STORED ROWS:

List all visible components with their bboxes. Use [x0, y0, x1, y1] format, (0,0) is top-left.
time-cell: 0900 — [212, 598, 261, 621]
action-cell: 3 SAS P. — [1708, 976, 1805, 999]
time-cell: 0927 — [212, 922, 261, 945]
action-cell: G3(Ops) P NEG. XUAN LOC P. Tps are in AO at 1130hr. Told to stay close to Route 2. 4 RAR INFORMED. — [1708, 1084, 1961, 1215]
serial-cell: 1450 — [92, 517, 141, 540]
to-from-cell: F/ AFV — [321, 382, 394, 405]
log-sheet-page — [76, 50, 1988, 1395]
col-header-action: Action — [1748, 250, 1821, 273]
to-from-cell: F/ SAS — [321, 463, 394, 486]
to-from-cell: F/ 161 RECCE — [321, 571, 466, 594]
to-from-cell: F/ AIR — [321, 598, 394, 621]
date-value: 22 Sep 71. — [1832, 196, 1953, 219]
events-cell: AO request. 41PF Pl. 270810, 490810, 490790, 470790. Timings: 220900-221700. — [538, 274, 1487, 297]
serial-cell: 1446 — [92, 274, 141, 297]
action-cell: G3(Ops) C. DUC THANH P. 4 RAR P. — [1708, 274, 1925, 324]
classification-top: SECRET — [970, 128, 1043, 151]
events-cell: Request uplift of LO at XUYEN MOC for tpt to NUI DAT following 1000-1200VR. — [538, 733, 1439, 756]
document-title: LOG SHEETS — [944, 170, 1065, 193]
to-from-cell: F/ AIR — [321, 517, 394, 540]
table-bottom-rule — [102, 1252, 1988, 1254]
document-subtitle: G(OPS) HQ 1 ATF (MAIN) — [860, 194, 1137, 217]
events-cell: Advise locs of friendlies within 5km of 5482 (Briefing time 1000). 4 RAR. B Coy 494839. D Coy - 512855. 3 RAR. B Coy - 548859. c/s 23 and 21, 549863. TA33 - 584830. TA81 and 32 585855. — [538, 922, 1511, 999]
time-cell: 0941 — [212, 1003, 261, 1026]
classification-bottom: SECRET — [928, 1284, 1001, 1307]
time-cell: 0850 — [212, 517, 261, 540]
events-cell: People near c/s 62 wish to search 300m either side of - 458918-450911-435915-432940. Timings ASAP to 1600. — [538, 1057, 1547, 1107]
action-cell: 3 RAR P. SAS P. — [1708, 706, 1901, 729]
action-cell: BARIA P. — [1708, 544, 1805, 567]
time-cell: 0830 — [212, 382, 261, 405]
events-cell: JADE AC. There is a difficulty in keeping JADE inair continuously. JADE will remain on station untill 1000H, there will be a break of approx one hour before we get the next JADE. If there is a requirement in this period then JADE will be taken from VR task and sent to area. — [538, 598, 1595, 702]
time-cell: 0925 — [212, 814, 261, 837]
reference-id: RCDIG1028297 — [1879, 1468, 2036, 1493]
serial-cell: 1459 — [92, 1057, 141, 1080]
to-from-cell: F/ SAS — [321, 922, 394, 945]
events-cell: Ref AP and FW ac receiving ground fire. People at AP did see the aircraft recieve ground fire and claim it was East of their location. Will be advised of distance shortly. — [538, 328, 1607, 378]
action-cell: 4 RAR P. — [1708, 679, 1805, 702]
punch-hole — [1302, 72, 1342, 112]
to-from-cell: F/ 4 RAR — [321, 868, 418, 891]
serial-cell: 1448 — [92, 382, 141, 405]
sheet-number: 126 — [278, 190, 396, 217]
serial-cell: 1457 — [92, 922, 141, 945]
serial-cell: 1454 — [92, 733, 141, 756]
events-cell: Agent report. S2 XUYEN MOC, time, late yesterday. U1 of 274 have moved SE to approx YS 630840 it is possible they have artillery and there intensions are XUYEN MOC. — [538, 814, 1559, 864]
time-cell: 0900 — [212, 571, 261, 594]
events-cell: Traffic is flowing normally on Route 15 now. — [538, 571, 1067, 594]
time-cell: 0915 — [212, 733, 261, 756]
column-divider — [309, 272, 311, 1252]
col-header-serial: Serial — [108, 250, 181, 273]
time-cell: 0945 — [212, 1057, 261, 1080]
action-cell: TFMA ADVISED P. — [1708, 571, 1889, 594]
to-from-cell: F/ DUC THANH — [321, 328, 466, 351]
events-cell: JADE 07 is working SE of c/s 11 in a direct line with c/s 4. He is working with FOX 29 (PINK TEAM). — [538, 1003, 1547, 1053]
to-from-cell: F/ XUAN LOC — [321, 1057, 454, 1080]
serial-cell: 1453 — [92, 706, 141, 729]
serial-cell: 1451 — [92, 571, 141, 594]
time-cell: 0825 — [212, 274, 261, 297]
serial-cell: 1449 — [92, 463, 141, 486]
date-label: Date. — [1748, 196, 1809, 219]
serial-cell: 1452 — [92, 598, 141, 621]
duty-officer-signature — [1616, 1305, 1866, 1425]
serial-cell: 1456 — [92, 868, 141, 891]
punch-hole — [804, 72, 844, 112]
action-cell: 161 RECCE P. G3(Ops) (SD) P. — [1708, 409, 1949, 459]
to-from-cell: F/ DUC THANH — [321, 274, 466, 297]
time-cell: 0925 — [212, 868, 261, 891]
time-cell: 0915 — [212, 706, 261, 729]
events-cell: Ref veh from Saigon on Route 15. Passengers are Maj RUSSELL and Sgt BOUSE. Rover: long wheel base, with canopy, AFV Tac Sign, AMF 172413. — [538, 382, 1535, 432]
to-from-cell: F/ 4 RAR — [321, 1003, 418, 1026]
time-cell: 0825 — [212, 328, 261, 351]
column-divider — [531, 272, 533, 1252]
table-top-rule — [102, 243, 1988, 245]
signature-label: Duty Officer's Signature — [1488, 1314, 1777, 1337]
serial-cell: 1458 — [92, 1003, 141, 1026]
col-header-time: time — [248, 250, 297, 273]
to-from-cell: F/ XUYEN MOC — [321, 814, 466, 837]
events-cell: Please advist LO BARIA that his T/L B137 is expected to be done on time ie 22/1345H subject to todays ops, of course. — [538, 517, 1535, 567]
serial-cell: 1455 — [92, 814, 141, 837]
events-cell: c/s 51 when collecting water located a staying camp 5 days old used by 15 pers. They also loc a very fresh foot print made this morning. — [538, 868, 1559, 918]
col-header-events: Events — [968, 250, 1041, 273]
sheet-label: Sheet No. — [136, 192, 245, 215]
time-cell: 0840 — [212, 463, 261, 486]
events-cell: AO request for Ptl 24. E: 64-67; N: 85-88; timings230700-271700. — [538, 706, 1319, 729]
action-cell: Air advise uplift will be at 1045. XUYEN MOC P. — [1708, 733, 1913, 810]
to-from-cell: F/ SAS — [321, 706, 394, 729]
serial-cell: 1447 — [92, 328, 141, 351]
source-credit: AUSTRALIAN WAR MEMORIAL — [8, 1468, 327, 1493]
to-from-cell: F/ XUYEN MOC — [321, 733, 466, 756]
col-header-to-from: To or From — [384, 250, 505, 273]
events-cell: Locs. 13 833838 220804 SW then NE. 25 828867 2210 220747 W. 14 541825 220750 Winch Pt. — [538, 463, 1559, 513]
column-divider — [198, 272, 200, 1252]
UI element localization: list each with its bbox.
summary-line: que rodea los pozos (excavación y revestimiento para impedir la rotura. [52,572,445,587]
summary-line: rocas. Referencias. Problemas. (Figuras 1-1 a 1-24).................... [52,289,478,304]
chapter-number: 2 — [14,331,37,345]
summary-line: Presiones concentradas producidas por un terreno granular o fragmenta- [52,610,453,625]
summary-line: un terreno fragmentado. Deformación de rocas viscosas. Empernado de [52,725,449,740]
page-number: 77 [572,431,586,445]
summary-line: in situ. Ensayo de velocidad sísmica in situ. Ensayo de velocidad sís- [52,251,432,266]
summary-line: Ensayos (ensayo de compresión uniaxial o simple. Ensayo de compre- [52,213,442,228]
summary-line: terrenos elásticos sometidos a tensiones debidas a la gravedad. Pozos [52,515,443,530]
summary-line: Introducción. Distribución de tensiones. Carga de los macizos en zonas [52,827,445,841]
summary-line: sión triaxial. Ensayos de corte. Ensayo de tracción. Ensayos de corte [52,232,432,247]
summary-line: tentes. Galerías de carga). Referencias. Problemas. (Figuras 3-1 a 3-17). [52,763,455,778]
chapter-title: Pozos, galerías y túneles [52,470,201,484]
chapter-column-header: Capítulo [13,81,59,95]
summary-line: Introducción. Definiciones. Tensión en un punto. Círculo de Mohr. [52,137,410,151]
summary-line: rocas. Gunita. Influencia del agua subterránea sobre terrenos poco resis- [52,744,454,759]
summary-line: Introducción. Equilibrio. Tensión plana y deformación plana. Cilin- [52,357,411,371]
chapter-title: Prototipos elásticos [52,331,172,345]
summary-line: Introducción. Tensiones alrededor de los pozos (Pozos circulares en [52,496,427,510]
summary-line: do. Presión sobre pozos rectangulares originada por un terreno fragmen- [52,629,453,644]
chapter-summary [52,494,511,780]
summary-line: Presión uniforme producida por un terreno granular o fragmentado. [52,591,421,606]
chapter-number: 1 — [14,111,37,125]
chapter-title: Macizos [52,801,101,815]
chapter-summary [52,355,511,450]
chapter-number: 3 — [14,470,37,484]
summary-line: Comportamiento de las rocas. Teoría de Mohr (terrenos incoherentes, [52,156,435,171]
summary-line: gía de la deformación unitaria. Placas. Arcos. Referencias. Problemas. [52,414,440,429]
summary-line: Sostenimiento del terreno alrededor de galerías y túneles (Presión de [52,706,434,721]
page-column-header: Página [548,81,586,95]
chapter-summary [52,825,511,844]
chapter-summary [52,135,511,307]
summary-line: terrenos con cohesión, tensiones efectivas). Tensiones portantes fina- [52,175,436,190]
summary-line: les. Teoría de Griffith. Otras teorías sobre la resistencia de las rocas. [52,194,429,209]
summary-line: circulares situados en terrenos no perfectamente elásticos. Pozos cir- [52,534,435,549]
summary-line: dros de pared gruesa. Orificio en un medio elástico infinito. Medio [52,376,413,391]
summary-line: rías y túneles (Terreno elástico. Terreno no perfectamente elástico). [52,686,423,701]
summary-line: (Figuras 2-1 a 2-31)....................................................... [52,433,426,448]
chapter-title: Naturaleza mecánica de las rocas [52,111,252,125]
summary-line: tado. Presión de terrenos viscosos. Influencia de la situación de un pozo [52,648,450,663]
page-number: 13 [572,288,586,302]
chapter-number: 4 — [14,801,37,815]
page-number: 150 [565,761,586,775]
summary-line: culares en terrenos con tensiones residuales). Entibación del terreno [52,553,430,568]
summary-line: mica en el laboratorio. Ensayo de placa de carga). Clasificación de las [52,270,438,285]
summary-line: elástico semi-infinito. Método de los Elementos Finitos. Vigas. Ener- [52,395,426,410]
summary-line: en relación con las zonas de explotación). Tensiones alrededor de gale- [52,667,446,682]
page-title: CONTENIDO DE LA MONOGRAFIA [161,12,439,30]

PROBLEM TO WORK ON:
Count the lines of the records above that contain the string "Route", treating case as significant, and give only the number.

ANSWER TO THE EXERCISE:
3